====== MATERIAL FOR THE TASK

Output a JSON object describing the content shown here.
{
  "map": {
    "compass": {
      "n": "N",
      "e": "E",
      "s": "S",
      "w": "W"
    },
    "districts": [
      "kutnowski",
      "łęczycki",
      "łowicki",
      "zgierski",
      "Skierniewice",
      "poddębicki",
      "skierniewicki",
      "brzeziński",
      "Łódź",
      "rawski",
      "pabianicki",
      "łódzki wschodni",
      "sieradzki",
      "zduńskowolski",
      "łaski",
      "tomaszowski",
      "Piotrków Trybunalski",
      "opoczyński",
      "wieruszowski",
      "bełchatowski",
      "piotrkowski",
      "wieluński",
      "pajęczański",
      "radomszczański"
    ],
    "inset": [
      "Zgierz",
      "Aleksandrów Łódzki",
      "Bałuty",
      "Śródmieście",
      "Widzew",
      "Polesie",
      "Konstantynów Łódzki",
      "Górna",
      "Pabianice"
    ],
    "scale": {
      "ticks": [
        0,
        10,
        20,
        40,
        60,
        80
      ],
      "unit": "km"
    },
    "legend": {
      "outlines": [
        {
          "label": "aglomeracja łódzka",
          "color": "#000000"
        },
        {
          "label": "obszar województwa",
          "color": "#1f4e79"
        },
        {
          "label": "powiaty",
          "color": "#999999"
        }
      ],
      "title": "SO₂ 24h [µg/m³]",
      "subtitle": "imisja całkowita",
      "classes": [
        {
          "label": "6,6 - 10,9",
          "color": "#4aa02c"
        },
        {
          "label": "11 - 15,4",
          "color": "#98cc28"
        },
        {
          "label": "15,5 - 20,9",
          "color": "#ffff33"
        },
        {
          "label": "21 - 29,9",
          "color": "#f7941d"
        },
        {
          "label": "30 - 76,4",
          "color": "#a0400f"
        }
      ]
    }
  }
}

============

EXERCISE DIRECTIONS.
Exact copies of all the records are required.

RESPONSE BELOW.
Output a JSON object describing the content shown here.
{
  "map": {
    "compass": {
      "n": "N",
      "e": "E",
      "s": "S",
      "w": "W"
    },
    "districts": [
      "kutnowski",
      "łęczycki",
      "łowicki",
      "zgierski",
      "Skierniewice",
      "poddębicki",
      "skierniewicki",
      "brzeziński",
      "Łódź",
      "rawski",
      "pabianicki",
      "łódzki wschodni",
      "sieradzki",
      "zduńskowolski",
      "łaski",
      "tomaszowski",
      "Piotrków Trybunalski",
      "opoczyński",
      "wieruszowski",
      "bełchatowski",
      "piotrkowski",
      "wieluński",
      "pajęczański",
      "radomszczański"
    ],
    "inset": [
      "Zgierz",
      "Aleksandrów Łódzki",
      "Bałuty",
      "Śródmieście",
      "Widzew",
      "Polesie",
      "Konstantynów Łódzki",
      "Górna",
      "Pabianice"
    ],
    "scale": {
      "ticks": [
        0,
        10,
        20,
        40,
        60,
        80
      ],
      "unit": "km"
    },
    "legend": {
      "outlines": [
        {
          "label": "aglomeracja łódzka",
          "color": "#000000"
        },
        {
          "label": "obszar województwa",
          "color": "#1f4e79"
        },
        {
          "label": "powiaty",
          "color": "#999999"
        }
      ],
      "title": "SO₂ 24h [µg/m³]",
      "subtitle": "imisja całkowita",
      "classes": [
        {
          "label": "6,6 - 10,9",
          "color": "#4aa02c"
        },
        {
          "label": "11 - 15,4",
          "color": "#98cc28"
        },
        {
          "label": "15,5 - 20,9",
          "color": "#ffff33"
        },
        {
          "label": "21 - 29,9",
          "color": "#f7941d"
        },
        {
          "label": "30 - 76,4",
          "color": "#a0400f"
        }
      ]
    }
  }
}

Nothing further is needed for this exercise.